### EXERCISE GOAL
Quote, exactly, the line holding "What text is on this page?" and all lines after it to the end of the records below. Exclude pictures.

### MATERIAL SHOWN
Begin

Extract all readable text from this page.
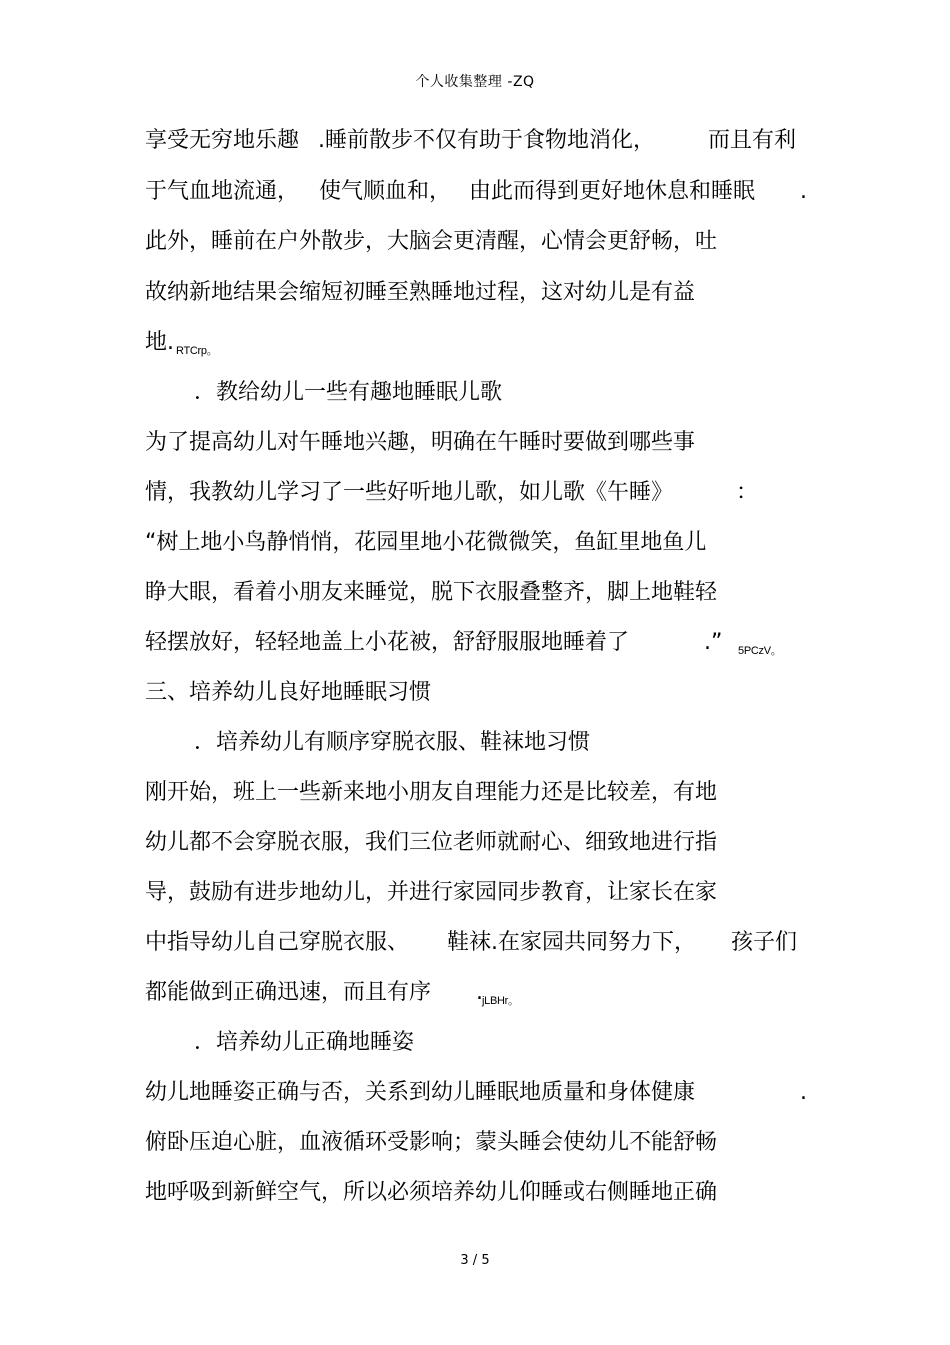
个人收集整理 -ZQ
享受无穷地乐趣 .睡前散步不仅有助于食物地消化， 而且有利
于气血地流通， 使气顺血和， 由此而得到更好地休息和睡眠 .
此外，睡前在户外散步，大脑会更清醒，心情会更舒畅，吐
故纳新地结果会缩短初睡至熟睡地过程，这对幼儿是有益
地. RTCrp。
．教给幼儿一些有趣地睡眠儿歌
为了提高幼儿对午睡地兴趣，明确在午睡时要做到哪些事
情，我教幼儿学习了一些好听地儿歌，如儿歌《午睡》	：
“树上地小鸟静悄悄，花园里地小花微微笑，鱼缸里地鱼儿
睁大眼，看着小朋友来睡觉，脱下衣服叠整齐，脚上地鞋轻
轻摆放好，轻轻地盖上小花被，舒舒服服地睡着了	.” 5PCzV。
三、培养幼儿良好地睡眠习惯
．培养幼儿有顺序穿脱衣服、鞋袜地习惯
刚开始，班上一些新来地小朋友自理能力还是比较差，有地
幼儿都不会穿脱衣服，我们三位老师就耐心、细致地进行指
导，鼓励有进步地幼儿，并进行家园同步教育，让家长在家
中指导幼儿自己穿脱衣服、 鞋袜.在家园共同努力下， 孩子们
都能做到正确迅速，而且有序 . jLBHr。
．培养幼儿正确地睡姿
幼儿地睡姿正确与否，关系到幼儿睡眠地质量和身体健康	.
俯卧压迫心脏，血液循环受影响；蒙头睡会使幼儿不能舒畅
地呼吸到新鲜空气，所以必须培养幼儿仰睡或右侧睡地正确
3 / 5
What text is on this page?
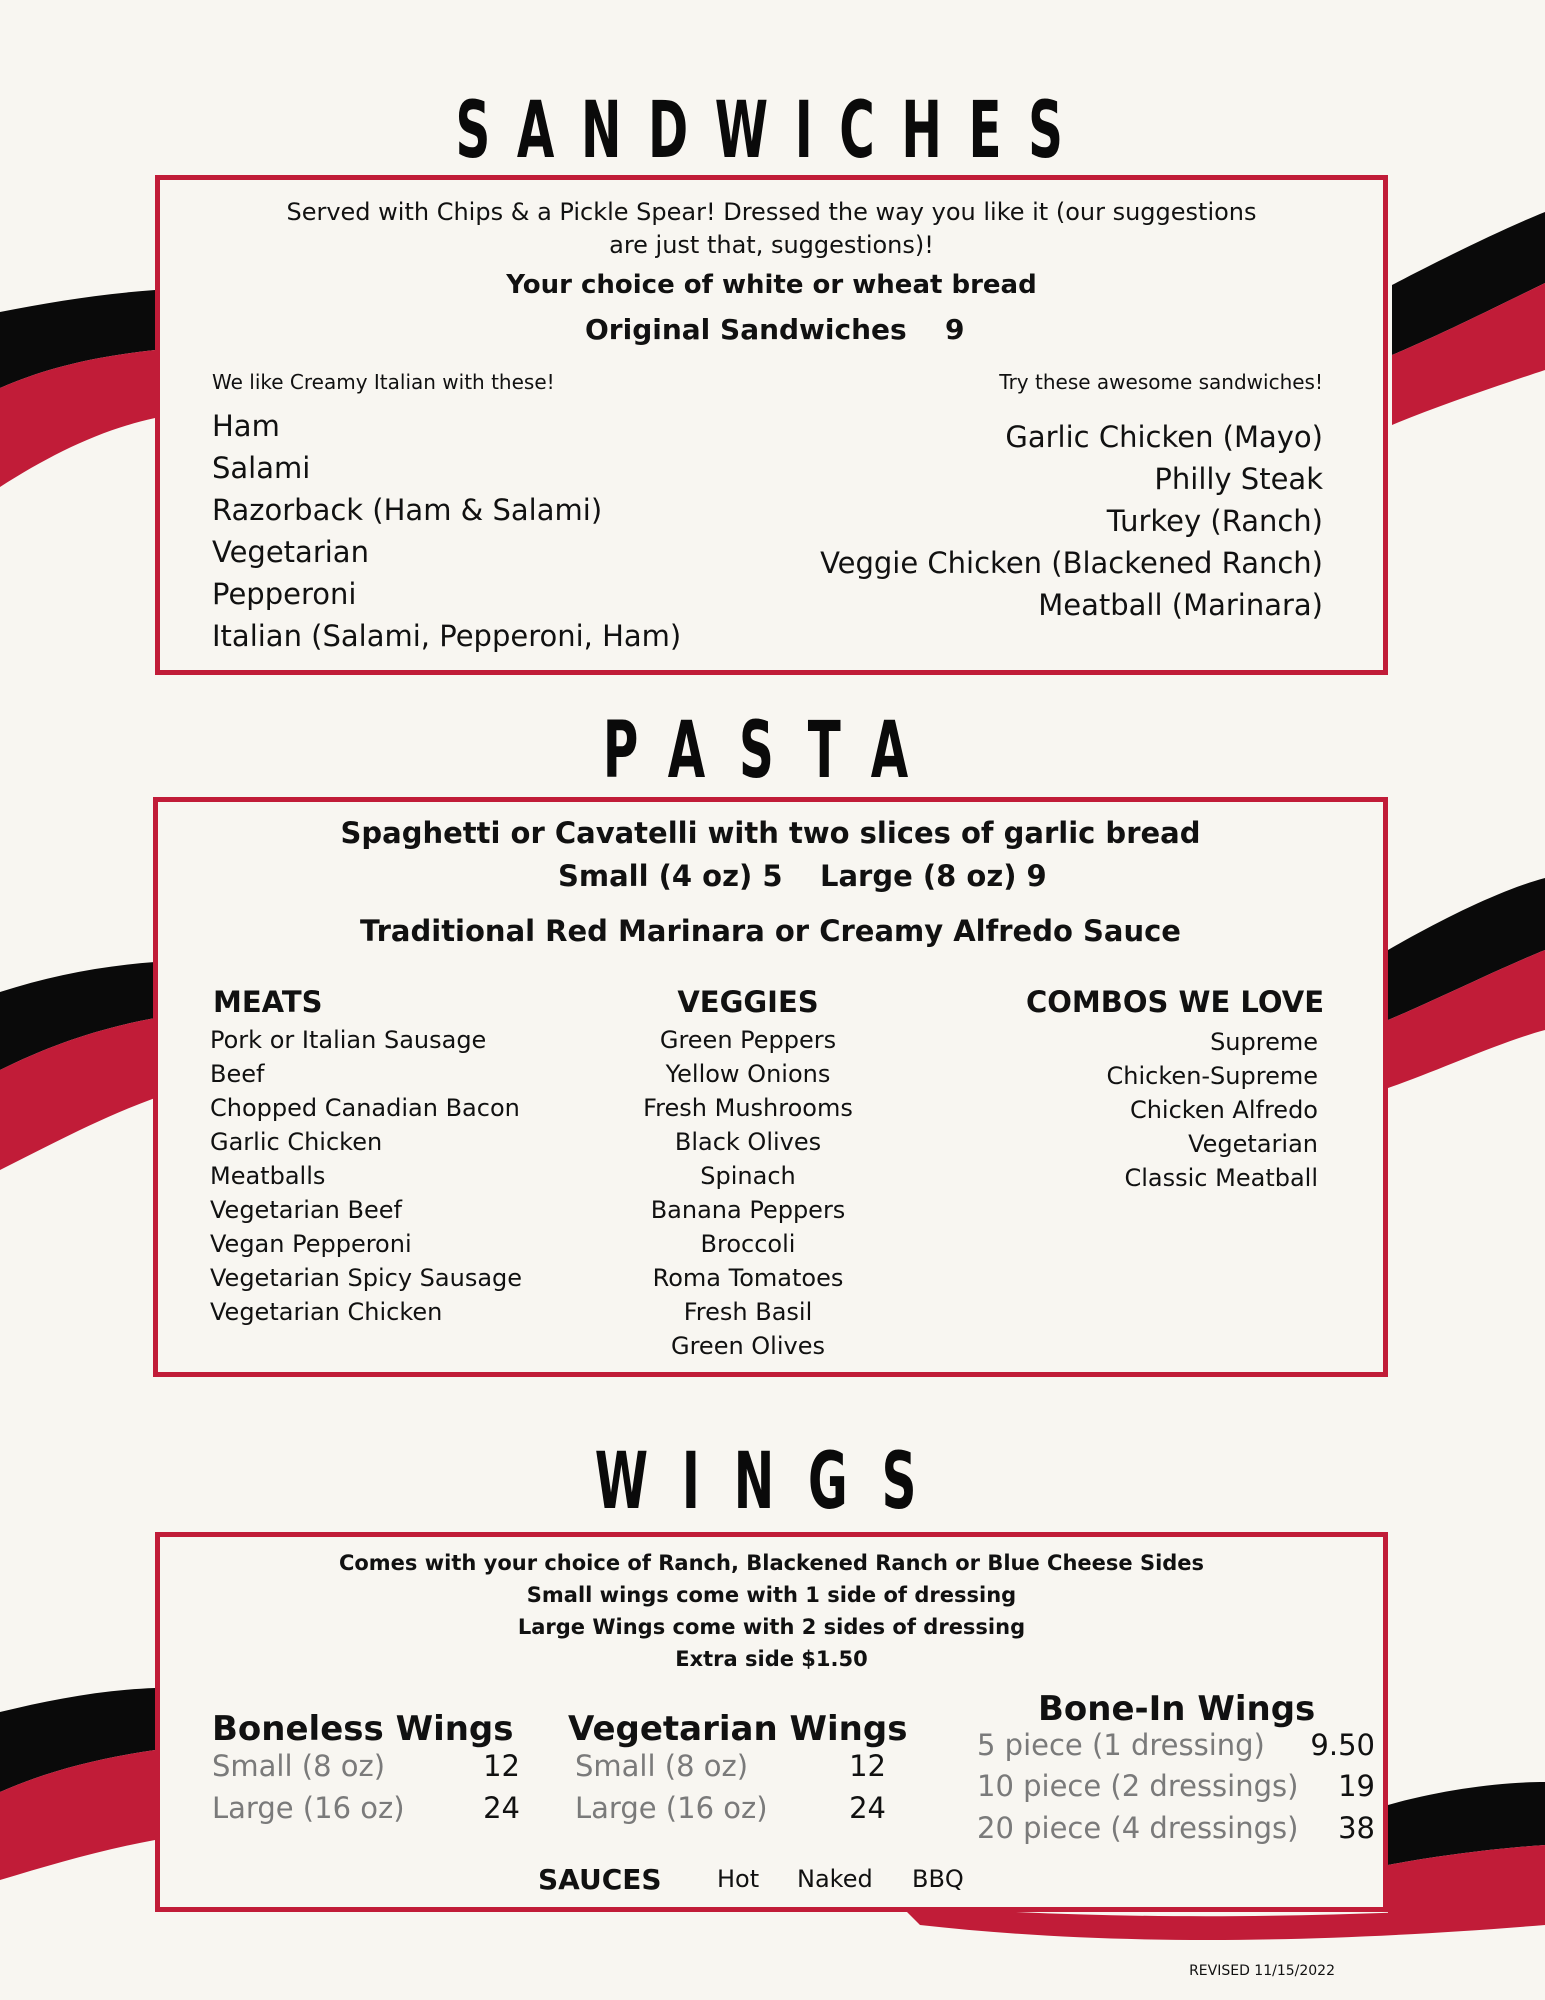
SANDWICHES
Served with Chips & a Pickle Spear! Dressed the way you like it (our suggestions
are just that, suggestions)!
Your choice of white or wheat bread
Original Sandwiches 9
We like Creamy Italian with these!	Try these awesome sandwiches!
Ham
Salami
Razorback (Ham & Salami)
Vegetarian
Pepperoni
Italian (Salami, Pepperoni, Ham)
Garlic Chicken (Mayo)
Philly Steak
Turkey (Ranch)
Veggie Chicken (Blackened Ranch)
Meatball (Marinara)
PASTA
Spaghetti or Cavatelli with two slices of garlic bread
Small (4 oz) 5 Large (8 oz) 9
Traditional Red Marinara or Creamy Alfredo Sauce
MEATS
Pork or Italian Sausage
Beef
Chopped Canadian Bacon
Garlic Chicken
Meatballs
Vegetarian Beef
Vegan Pepperoni
Vegetarian Spicy Sausage
Vegetarian Chicken
VEGGIES
Green Peppers
Yellow Onions
Fresh Mushrooms
Black Olives
Spinach
Banana Peppers
Broccoli
Roma Tomatoes
Fresh Basil
Green Olives
COMBOS WE LOVE
Supreme
Chicken-Supreme
Chicken Alfredo
Vegetarian
Classic Meatball
WINGS
Comes with your choice of Ranch, Blackened Ranch or Blue Cheese Sides
Small wings come with 1 side of dressing
Large Wings come with 2 sides of dressing
Extra side $1.50
Boneless Wings
Small (8 oz)	12
Large (16 oz)	24
Vegetarian Wings
Small (8 oz)	12
Large (16 oz)	24
Bone-In Wings
5 piece (1 dressing)	9.50
10 piece (2 dressings)	19
20 piece (4 dressings)	38
SAUCES Hot Naked BBQ
REVISED 11/15/2022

End

### FULL SOLUTION
What text is on this page?
SANDWICHES
Served with Chips & a Pickle Spear! Dressed the way you like it (our suggestions
are just that, suggestions)!
Your choice of white or wheat bread
Original Sandwiches 9
We like Creamy Italian with these!	Try these awesome sandwiches!
Ham
Salami
Razorback (Ham & Salami)
Vegetarian
Pepperoni
Italian (Salami, Pepperoni, Ham)
Garlic Chicken (Mayo)
Philly Steak
Turkey (Ranch)
Veggie Chicken (Blackened Ranch)
Meatball (Marinara)
PASTA
Spaghetti or Cavatelli with two slices of garlic bread
Small (4 oz) 5 Large (8 oz) 9
Traditional Red Marinara or Creamy Alfredo Sauce
MEATS
Pork or Italian Sausage
Beef
Chopped Canadian Bacon
Garlic Chicken
Meatballs
Vegetarian Beef
Vegan Pepperoni
Vegetarian Spicy Sausage
Vegetarian Chicken
VEGGIES
Green Peppers
Yellow Onions
Fresh Mushrooms
Black Olives
Spinach
Banana Peppers
Broccoli
Roma Tomatoes
Fresh Basil
Green Olives
COMBOS WE LOVE
Supreme
Chicken-Supreme
Chicken Alfredo
Vegetarian
Classic Meatball
WINGS
Comes with your choice of Ranch, Blackened Ranch or Blue Cheese Sides
Small wings come with 1 side of dressing
Large Wings come with 2 sides of dressing
Extra side $1.50
Boneless Wings
Small (8 oz)	12
Large (16 oz)	24
Vegetarian Wings
Small (8 oz)	12
Large (16 oz)	24
Bone-In Wings
5 piece (1 dressing)	9.50
10 piece (2 dressings)	19
20 piece (4 dressings)	38
SAUCES Hot Naked BBQ
REVISED 11/15/2022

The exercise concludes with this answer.